:: Data ::

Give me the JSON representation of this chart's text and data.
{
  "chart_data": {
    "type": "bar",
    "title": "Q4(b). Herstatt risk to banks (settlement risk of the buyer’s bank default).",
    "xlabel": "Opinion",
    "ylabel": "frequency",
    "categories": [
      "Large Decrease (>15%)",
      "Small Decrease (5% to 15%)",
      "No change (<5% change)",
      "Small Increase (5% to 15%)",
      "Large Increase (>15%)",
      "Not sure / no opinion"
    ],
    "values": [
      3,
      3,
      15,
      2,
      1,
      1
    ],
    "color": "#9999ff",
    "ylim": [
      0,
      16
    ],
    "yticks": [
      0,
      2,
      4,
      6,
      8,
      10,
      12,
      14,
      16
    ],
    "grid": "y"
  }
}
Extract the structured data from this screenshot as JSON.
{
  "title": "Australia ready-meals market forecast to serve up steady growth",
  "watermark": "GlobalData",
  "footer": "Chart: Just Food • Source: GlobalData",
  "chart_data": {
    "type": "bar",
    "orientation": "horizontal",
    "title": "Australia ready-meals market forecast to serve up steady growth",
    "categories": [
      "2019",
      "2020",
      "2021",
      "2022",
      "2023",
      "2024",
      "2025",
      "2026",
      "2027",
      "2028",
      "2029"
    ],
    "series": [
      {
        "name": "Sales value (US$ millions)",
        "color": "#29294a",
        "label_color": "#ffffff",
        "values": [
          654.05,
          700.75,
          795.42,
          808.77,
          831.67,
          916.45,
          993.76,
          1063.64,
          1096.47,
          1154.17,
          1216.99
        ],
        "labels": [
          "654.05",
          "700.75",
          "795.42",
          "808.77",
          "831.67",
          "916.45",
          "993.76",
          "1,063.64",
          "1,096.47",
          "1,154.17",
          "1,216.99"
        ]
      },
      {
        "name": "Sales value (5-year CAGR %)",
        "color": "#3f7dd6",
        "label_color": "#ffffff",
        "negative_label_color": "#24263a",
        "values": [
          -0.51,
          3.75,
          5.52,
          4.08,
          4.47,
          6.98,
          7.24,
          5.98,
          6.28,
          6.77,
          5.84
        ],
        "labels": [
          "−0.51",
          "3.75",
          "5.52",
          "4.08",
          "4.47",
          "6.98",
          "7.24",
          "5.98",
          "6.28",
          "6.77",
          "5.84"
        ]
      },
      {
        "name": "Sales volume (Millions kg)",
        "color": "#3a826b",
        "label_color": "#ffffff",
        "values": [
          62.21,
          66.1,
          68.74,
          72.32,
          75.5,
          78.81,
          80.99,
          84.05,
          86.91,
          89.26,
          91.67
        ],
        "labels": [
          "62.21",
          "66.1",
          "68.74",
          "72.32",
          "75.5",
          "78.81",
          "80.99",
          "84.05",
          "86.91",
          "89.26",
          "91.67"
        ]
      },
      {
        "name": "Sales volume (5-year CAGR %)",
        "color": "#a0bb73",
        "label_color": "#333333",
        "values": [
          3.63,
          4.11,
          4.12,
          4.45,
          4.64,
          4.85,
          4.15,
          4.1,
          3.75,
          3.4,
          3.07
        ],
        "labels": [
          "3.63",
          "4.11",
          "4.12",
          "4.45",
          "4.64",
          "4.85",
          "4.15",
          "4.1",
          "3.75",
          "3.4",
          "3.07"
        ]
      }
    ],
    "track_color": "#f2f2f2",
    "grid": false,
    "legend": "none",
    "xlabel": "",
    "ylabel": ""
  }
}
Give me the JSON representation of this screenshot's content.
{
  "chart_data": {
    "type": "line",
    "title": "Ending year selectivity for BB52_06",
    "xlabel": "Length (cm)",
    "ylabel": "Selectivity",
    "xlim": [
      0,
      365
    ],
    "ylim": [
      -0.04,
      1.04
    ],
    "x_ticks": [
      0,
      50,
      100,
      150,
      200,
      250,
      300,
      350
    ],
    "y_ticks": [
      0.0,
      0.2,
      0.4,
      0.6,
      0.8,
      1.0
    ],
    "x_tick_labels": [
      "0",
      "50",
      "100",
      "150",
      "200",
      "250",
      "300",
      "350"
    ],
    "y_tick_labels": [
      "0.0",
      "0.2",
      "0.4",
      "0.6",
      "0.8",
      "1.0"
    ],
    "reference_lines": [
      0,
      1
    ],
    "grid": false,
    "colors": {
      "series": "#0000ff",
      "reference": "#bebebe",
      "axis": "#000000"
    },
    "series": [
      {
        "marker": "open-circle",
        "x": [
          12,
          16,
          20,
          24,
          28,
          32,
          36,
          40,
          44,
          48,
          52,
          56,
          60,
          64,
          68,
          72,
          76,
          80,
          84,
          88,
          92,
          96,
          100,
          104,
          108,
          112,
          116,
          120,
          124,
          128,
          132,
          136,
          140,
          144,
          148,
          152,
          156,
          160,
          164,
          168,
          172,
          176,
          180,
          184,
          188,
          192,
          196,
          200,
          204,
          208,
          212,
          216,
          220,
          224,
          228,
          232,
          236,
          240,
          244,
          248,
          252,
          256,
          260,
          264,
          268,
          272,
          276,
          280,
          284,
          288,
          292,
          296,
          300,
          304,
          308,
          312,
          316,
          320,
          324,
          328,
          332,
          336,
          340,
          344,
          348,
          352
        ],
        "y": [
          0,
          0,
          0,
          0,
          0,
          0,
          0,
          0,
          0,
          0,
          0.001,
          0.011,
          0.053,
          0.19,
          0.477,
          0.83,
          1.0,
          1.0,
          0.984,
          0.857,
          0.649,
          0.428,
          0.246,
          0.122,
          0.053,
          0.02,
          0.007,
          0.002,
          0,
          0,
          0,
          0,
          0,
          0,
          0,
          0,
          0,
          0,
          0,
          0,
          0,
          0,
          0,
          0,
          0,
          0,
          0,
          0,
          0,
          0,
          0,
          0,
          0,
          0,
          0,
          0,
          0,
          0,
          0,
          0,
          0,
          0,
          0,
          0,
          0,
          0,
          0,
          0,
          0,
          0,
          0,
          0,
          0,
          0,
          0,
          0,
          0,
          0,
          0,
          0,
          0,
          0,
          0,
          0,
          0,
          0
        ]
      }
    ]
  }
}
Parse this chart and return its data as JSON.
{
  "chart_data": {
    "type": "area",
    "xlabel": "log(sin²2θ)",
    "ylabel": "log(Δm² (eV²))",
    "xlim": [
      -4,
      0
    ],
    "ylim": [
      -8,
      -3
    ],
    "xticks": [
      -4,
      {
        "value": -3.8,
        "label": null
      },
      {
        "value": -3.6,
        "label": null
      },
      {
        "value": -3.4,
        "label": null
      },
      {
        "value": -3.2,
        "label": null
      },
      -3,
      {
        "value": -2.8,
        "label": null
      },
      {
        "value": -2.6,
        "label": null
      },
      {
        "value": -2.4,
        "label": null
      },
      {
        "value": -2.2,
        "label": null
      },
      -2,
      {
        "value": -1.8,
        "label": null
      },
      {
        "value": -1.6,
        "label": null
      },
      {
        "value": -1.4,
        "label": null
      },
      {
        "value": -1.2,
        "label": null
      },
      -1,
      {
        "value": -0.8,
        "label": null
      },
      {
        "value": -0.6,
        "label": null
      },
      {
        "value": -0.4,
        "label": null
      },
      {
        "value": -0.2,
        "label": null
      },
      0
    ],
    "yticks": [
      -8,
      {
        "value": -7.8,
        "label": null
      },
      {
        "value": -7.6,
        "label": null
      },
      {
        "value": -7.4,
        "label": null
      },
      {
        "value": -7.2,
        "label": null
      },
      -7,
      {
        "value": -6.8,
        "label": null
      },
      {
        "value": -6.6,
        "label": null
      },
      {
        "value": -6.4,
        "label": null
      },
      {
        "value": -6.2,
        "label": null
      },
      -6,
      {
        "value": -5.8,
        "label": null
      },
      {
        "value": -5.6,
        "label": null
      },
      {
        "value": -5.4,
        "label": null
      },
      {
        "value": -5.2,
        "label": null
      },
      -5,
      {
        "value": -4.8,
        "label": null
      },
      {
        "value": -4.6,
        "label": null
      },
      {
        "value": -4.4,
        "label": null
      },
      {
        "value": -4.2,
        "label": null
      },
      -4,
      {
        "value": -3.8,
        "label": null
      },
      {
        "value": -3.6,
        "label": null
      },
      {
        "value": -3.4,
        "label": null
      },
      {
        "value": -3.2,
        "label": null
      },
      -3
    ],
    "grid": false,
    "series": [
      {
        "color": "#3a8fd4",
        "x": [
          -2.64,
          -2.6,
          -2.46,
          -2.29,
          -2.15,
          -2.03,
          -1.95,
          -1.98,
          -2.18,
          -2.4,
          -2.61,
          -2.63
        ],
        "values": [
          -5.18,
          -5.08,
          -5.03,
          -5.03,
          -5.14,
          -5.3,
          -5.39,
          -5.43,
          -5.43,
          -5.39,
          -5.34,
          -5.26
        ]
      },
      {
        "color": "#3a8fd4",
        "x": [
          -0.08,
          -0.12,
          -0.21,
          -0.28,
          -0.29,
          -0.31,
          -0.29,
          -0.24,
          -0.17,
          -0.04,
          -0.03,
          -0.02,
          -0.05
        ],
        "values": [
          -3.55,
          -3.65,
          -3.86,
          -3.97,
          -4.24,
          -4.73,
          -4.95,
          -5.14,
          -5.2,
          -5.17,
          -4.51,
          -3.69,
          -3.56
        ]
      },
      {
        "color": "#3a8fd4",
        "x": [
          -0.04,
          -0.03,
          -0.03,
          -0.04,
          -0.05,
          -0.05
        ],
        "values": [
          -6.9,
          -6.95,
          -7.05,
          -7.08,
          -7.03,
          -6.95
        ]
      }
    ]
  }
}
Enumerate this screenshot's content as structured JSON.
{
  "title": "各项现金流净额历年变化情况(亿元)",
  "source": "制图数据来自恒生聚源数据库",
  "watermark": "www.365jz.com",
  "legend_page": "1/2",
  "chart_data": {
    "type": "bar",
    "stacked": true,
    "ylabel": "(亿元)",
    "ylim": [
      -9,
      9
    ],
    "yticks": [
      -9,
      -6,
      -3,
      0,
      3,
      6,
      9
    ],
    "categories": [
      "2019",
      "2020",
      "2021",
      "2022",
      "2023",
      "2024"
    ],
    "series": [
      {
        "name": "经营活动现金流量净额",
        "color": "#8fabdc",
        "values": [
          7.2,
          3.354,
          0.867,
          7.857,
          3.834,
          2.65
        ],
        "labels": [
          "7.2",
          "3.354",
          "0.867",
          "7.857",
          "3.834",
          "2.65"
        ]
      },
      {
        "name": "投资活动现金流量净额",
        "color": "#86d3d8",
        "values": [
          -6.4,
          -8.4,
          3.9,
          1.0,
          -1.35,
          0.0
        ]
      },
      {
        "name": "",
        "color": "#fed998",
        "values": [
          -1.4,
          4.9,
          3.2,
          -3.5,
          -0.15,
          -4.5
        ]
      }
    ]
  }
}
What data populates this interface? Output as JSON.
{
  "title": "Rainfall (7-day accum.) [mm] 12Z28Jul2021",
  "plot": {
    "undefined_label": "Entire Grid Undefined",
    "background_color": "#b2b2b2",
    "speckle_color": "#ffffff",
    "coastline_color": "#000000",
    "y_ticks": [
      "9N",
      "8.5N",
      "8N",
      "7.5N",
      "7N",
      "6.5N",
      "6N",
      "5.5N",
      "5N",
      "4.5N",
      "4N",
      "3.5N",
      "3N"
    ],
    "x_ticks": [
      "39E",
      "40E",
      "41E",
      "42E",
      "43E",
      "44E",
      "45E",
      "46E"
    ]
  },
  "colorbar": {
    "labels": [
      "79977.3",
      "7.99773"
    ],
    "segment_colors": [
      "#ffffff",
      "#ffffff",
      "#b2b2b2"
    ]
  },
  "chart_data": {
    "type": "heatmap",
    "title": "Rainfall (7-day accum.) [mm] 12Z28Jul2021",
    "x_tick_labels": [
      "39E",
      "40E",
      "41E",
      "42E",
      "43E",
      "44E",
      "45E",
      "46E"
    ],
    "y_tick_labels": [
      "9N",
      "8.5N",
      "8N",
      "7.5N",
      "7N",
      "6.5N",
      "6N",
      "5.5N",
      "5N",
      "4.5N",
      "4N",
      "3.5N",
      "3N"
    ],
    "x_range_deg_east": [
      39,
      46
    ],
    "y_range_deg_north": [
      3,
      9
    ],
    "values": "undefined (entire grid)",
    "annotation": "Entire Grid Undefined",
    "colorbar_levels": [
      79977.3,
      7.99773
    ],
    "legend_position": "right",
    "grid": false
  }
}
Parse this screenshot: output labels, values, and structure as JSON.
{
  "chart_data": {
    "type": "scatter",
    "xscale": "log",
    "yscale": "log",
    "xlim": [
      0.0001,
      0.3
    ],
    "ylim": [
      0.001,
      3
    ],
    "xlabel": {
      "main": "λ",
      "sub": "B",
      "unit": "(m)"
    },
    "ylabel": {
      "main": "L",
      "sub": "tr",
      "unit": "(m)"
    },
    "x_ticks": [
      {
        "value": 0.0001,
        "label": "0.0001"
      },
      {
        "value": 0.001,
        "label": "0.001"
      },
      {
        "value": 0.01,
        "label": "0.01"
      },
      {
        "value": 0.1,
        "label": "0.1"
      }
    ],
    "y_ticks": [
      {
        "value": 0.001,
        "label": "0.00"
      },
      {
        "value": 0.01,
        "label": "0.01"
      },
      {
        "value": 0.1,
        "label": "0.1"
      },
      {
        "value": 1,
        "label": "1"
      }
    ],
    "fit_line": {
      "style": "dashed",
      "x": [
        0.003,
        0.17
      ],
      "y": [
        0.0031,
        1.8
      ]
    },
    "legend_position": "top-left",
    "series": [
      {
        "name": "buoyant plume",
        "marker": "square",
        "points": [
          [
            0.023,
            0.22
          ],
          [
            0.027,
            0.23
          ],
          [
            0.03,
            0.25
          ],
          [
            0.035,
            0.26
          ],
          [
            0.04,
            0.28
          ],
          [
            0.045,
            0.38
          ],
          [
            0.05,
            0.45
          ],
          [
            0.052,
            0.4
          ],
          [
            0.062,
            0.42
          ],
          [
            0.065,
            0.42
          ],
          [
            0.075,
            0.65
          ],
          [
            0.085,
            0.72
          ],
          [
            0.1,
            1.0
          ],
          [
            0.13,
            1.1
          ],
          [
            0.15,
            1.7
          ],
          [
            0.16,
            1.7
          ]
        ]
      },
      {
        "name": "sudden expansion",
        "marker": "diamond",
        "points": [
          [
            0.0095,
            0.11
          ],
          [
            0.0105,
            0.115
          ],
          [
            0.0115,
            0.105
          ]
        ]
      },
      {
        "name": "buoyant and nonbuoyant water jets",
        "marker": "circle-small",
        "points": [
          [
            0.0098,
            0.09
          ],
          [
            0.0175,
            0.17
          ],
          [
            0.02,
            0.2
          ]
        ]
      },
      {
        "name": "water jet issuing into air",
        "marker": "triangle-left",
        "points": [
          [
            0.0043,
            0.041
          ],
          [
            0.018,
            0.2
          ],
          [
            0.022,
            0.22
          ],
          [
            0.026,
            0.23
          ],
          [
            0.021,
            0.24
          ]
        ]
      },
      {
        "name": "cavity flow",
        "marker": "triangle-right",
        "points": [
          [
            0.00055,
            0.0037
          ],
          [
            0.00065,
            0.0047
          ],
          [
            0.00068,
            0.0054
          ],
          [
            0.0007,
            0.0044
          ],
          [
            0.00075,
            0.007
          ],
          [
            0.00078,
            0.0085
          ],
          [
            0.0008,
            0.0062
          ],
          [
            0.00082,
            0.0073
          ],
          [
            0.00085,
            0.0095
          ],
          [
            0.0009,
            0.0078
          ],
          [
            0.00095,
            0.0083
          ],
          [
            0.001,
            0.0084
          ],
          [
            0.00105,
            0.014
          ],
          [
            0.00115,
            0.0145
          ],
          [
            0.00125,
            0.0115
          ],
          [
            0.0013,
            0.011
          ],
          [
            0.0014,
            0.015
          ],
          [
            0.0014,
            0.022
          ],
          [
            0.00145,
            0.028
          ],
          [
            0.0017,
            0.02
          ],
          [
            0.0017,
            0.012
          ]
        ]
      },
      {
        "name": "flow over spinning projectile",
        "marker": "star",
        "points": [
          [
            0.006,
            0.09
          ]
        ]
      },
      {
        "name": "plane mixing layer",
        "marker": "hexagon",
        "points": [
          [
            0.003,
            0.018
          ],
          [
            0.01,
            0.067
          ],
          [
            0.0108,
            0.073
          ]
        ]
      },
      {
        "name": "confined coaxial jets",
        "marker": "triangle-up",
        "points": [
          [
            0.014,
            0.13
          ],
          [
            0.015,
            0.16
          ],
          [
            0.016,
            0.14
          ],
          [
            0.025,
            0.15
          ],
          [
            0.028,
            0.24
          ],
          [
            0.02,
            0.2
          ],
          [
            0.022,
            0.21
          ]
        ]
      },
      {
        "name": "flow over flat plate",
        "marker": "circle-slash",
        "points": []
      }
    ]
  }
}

:: Objective ::
In the lines above, find each one with "right" and list it.

:: Solution to this problem ::
    "legend_position": "right",
        "marker": "triangle-right",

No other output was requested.